EXERCISE REQUIREMENTS: Copy the entries below exactly. Images do not belong in the copy.

PROVIDED RECORDS:

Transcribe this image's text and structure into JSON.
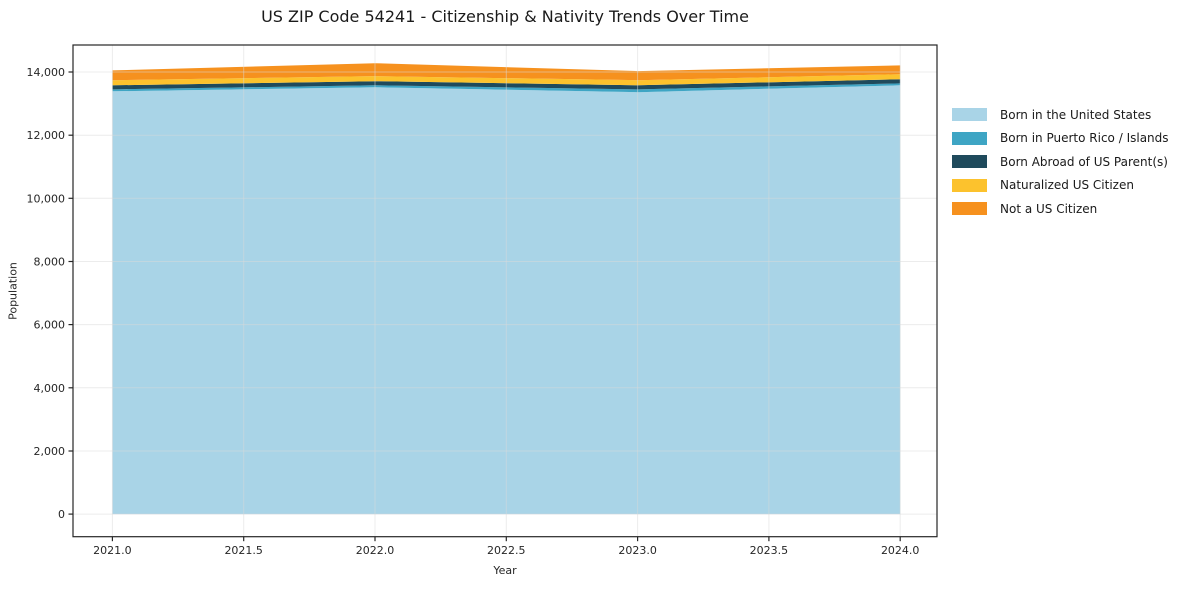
{
  "title": "US ZIP Code 54241 - Citizenship & Nativity Trends Over Time",
  "chart_data": {
    "type": "area",
    "stacked": true,
    "title": "US ZIP Code 54241 - Citizenship & Nativity Trends Over Time",
    "xlabel": "Year",
    "ylabel": "Population",
    "x": [
      2021,
      2022,
      2023,
      2024
    ],
    "series": [
      {
        "name": "Born in the United States",
        "color": "#a9d4e7",
        "values": [
          13390,
          13520,
          13360,
          13580
        ]
      },
      {
        "name": "Born in Puerto Rico / Islands",
        "color": "#3ea5c4",
        "values": [
          60,
          60,
          90,
          60
        ]
      },
      {
        "name": "Born Abroad of US Parent(s)",
        "color": "#1f4a5c",
        "values": [
          130,
          130,
          130,
          130
        ]
      },
      {
        "name": "Naturalized US Citizen",
        "color": "#fcc22d",
        "values": [
          160,
          160,
          160,
          160
        ]
      },
      {
        "name": "Not a US Citizen",
        "color": "#f6911e",
        "values": [
          310,
          410,
          290,
          280
        ]
      }
    ],
    "totals": [
      14050,
      14280,
      14030,
      14210
    ],
    "x_ticks": {
      "values": [
        2021.0,
        2021.5,
        2022.0,
        2022.5,
        2023.0,
        2023.5,
        2024.0
      ],
      "labels": [
        "2021.0",
        "2021.5",
        "2022.0",
        "2022.5",
        "2023.0",
        "2023.5",
        "2024.0"
      ]
    },
    "y_ticks": {
      "values": [
        0,
        2000,
        4000,
        6000,
        8000,
        10000,
        12000,
        14000
      ],
      "labels": [
        "0",
        "2,000",
        "4,000",
        "6,000",
        "8,000",
        "10,000",
        "12,000",
        "14,000"
      ]
    },
    "xlim": [
      2020.85,
      2024.14
    ],
    "ylim": [
      -715,
      14855
    ],
    "grid": true,
    "legend_position": "right",
    "colors": {
      "spine": "#262626",
      "grid": "#d9d9d9",
      "tick_label": "#262626",
      "background": "#ffffff"
    }
  }
}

THE RESPONSE:
Transcribe this image's text and structure into JSON.
{
  "title": "US ZIP Code 54241 - Citizenship & Nativity Trends Over Time",
  "chart_data": {
    "type": "area",
    "stacked": true,
    "title": "US ZIP Code 54241 - Citizenship & Nativity Trends Over Time",
    "xlabel": "Year",
    "ylabel": "Population",
    "x": [
      2021,
      2022,
      2023,
      2024
    ],
    "series": [
      {
        "name": "Born in the United States",
        "color": "#a9d4e7",
        "values": [
          13390,
          13520,
          13360,
          13580
        ]
      },
      {
        "name": "Born in Puerto Rico / Islands",
        "color": "#3ea5c4",
        "values": [
          60,
          60,
          90,
          60
        ]
      },
      {
        "name": "Born Abroad of US Parent(s)",
        "color": "#1f4a5c",
        "values": [
          130,
          130,
          130,
          130
        ]
      },
      {
        "name": "Naturalized US Citizen",
        "color": "#fcc22d",
        "values": [
          160,
          160,
          160,
          160
        ]
      },
      {
        "name": "Not a US Citizen",
        "color": "#f6911e",
        "values": [
          310,
          410,
          290,
          280
        ]
      }
    ],
    "totals": [
      14050,
      14280,
      14030,
      14210
    ],
    "x_ticks": {
      "values": [
        2021.0,
        2021.5,
        2022.0,
        2022.5,
        2023.0,
        2023.5,
        2024.0
      ],
      "labels": [
        "2021.0",
        "2021.5",
        "2022.0",
        "2022.5",
        "2023.0",
        "2023.5",
        "2024.0"
      ]
    },
    "y_ticks": {
      "values": [
        0,
        2000,
        4000,
        6000,
        8000,
        10000,
        12000,
        14000
      ],
      "labels": [
        "0",
        "2,000",
        "4,000",
        "6,000",
        "8,000",
        "10,000",
        "12,000",
        "14,000"
      ]
    },
    "xlim": [
      2020.85,
      2024.14
    ],
    "ylim": [
      -715,
      14855
    ],
    "grid": true,
    "legend_position": "right",
    "colors": {
      "spine": "#262626",
      "grid": "#d9d9d9",
      "tick_label": "#262626",
      "background": "#ffffff"
    }
  }
}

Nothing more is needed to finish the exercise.